# TO BE DONE
Images excluded, repeat each entry below exactly.

START RECORDS FOR PROCESSING

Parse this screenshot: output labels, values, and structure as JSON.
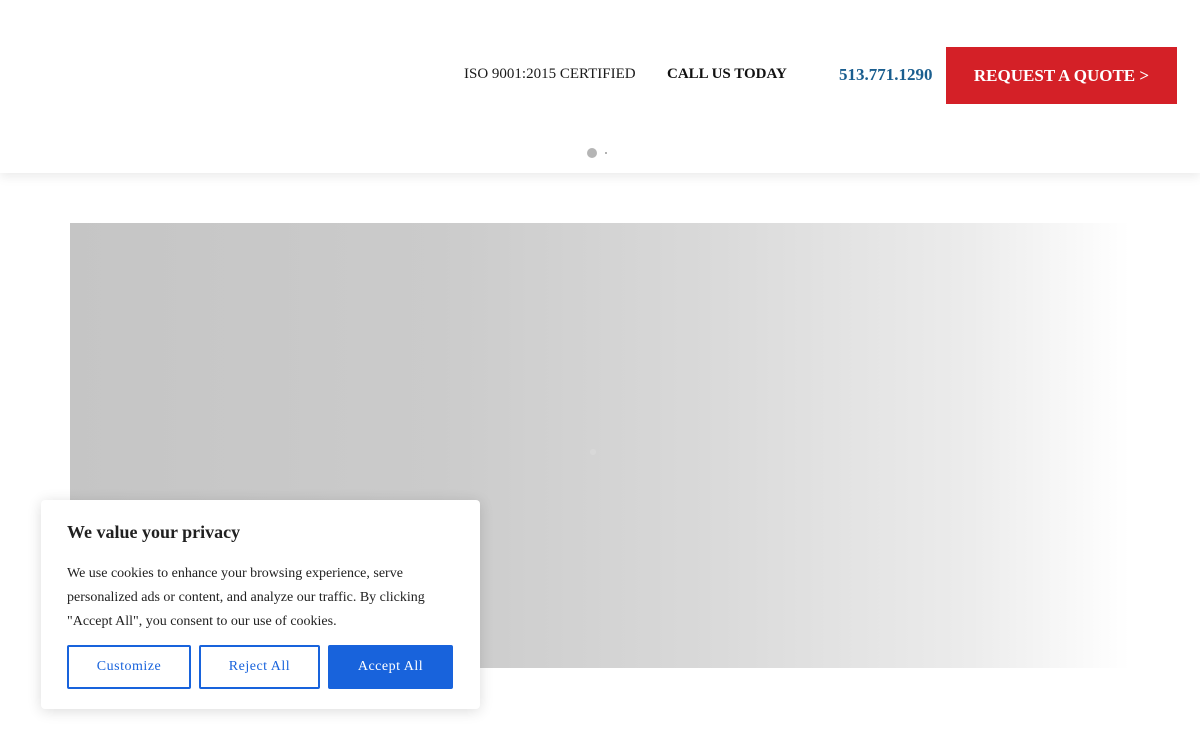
{
  "header": {
    "certification": "ISO 9001:2015 CERTIFIED",
    "call_label": "CALL US TODAY",
    "phone": "513.771.1290",
    "quote_button": "REQUEST A QUOTE >"
  },
  "cookie_banner": {
    "title": "We value your privacy",
    "text": "We use cookies to enhance your browsing experience, serve personalized ads or content, and analyze our traffic. By clicking \"Accept All\", you consent to our use of cookies.",
    "buttons": {
      "customize": "Customize",
      "reject": "Reject All",
      "accept": "Accept All"
    }
  },
  "colors": {
    "brand_red": "#d42027",
    "phone_blue": "#1a5e8f",
    "cookie_blue": "#1863dc"
  }
}
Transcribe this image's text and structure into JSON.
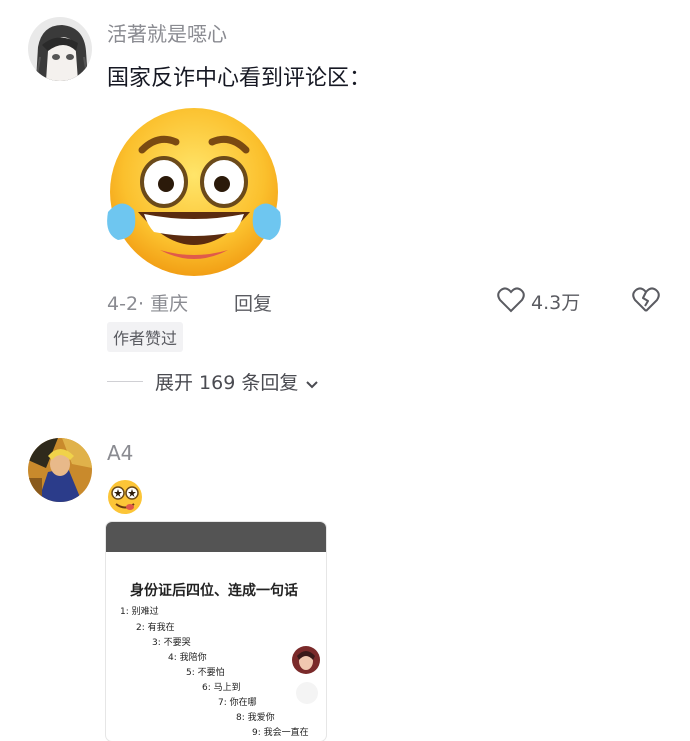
{
  "comment1": {
    "username": "活著就是噁心",
    "text": "国家反诈中心看到评论区：",
    "emoji": "crying-laughing-emoji",
    "date_location": "4-2· 重庆",
    "reply_label": "回复",
    "like_count": "4.3万",
    "author_badge": "作者赞过",
    "expand_label": "展开 169 条回复"
  },
  "comment2": {
    "username": "A4",
    "emoji": "star-eyes-emoji",
    "image": {
      "title": "身份证后四位、连成一句话",
      "steps": [
        "1: 别难过",
        "2: 有我在",
        "3: 不要哭",
        "4: 我陪你",
        "5: 不要怕",
        "6: 马上到",
        "7: 你在哪",
        "8: 我爱你",
        "9: 我会一直在"
      ]
    }
  },
  "colors": {
    "secondary_text": "#8a8b91",
    "primary_text": "#161823",
    "badge_bg": "#f2f2f4"
  }
}
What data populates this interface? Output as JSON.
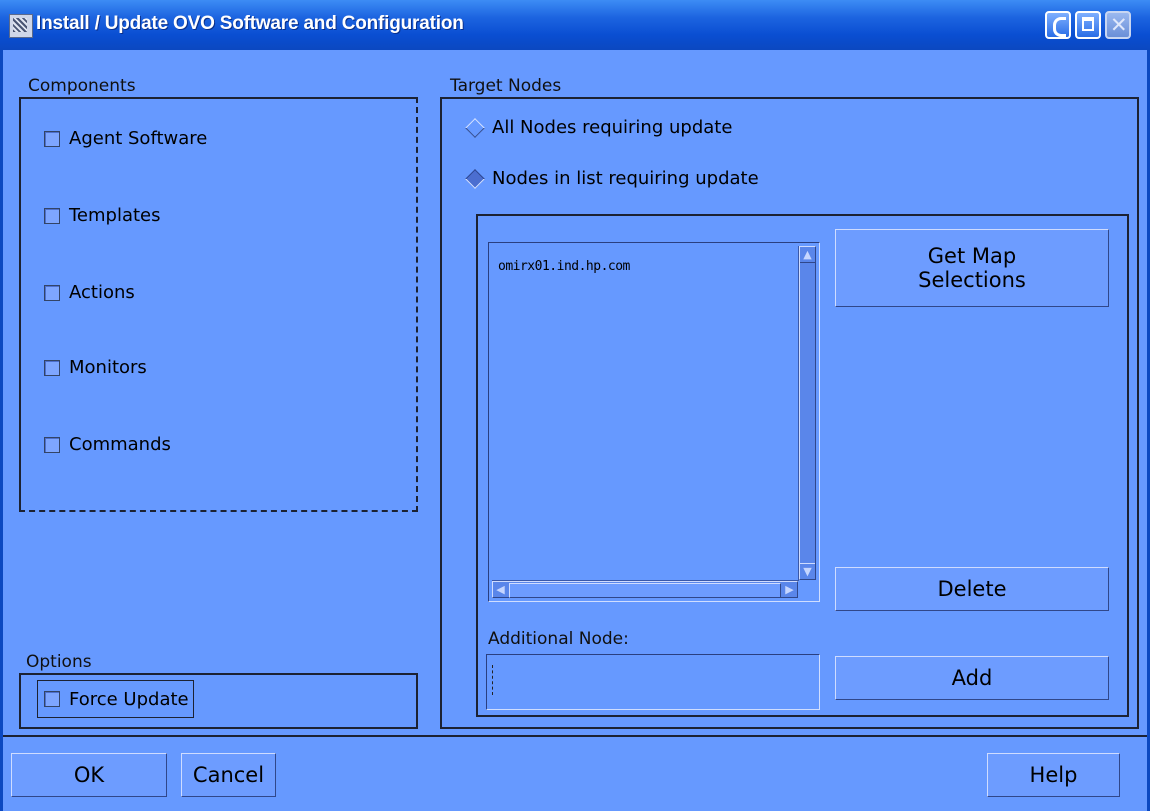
{
  "window": {
    "title": "Install / Update OVO Software and Configuration",
    "icon": "app-icon",
    "controls": [
      "minimize-icon",
      "maximize-icon",
      "close-icon"
    ]
  },
  "components": {
    "label": "Components",
    "items": [
      {
        "label": "Agent Software",
        "checked": false
      },
      {
        "label": "Templates",
        "checked": false
      },
      {
        "label": "Actions",
        "checked": false
      },
      {
        "label": "Monitors",
        "checked": false
      },
      {
        "label": "Commands",
        "checked": false
      }
    ]
  },
  "options": {
    "label": "Options",
    "force_update": {
      "label": "Force Update",
      "checked": false
    }
  },
  "target": {
    "label": "Target Nodes",
    "radio_all": {
      "label": "All Nodes requiring update",
      "selected": false
    },
    "radio_list": {
      "label": "Nodes in list requiring update",
      "selected": true
    },
    "nodes": [
      "omirx01.ind.hp.com"
    ],
    "get_map_line1": "Get Map",
    "get_map_line2": "Selections",
    "delete_label": "Delete",
    "additional_label": "Additional Node:",
    "additional_value": "",
    "add_label": "Add"
  },
  "footer": {
    "ok": "OK",
    "cancel": "Cancel",
    "help": "Help"
  },
  "colors": {
    "background": "#6699ff",
    "titlebar": "#0a4ed2"
  }
}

END RECORDS FOR PROCESSING

# WRITTEN ANSWER
Parse this screenshot: output labels, values, and structure as JSON.
{
  "header": {
    "certification": "ISO 9001:2015 CERTIFIED",
    "call_label": "CALL US TODAY",
    "phone": "513.771.1290",
    "quote_button": "REQUEST A QUOTE >"
  },
  "cookie_banner": {
    "title": "We value your privacy",
    "text": "We use cookies to enhance your browsing experience, serve personalized ads or content, and analyze our traffic. By clicking \"Accept All\", you consent to our use of cookies.",
    "buttons": {
      "customize": "Customize",
      "reject": "Reject All",
      "accept": "Accept All"
    }
  },
  "colors": {
    "brand_red": "#d42027",
    "phone_blue": "#1a5e8f",
    "cookie_blue": "#1863dc"
  }
}
Transcribe this image's text and structure into JSON.
{
  "comment1": {
    "username": "活著就是噁心",
    "text": "国家反诈中心看到评论区：",
    "emoji": "crying-laughing-emoji",
    "date_location": "4-2· 重庆",
    "reply_label": "回复",
    "like_count": "4.3万",
    "author_badge": "作者赞过",
    "expand_label": "展开 169 条回复"
  },
  "comment2": {
    "username": "A4",
    "emoji": "star-eyes-emoji",
    "image": {
      "title": "身份证后四位、连成一句话",
      "steps": [
        "1: 别难过",
        "2: 有我在",
        "3: 不要哭",
        "4: 我陪你",
        "5: 不要怕",
        "6: 马上到",
        "7: 你在哪",
        "8: 我爱你",
        "9: 我会一直在"
      ]
    }
  },
  "colors": {
    "secondary_text": "#8a8b91",
    "primary_text": "#161823",
    "badge_bg": "#f2f2f4"
  }
}
What data populates this interface? Output as JSON.
{
  "window": {
    "title": "Install / Update OVO Software and Configuration",
    "icon": "app-icon",
    "controls": [
      "minimize-icon",
      "maximize-icon",
      "close-icon"
    ]
  },
  "components": {
    "label": "Components",
    "items": [
      {
        "label": "Agent Software",
        "checked": false
      },
      {
        "label": "Templates",
        "checked": false
      },
      {
        "label": "Actions",
        "checked": false
      },
      {
        "label": "Monitors",
        "checked": false
      },
      {
        "label": "Commands",
        "checked": false
      }
    ]
  },
  "options": {
    "label": "Options",
    "force_update": {
      "label": "Force Update",
      "checked": false
    }
  },
  "target": {
    "label": "Target Nodes",
    "radio_all": {
      "label": "All Nodes requiring update",
      "selected": false
    },
    "radio_list": {
      "label": "Nodes in list requiring update",
      "selected": true
    },
    "nodes": [
      "omirx01.ind.hp.com"
    ],
    "get_map_line1": "Get Map",
    "get_map_line2": "Selections",
    "delete_label": "Delete",
    "additional_label": "Additional Node:",
    "additional_value": "",
    "add_label": "Add"
  },
  "footer": {
    "ok": "OK",
    "cancel": "Cancel",
    "help": "Help"
  },
  "colors": {
    "background": "#6699ff",
    "titlebar": "#0a4ed2"
  }
}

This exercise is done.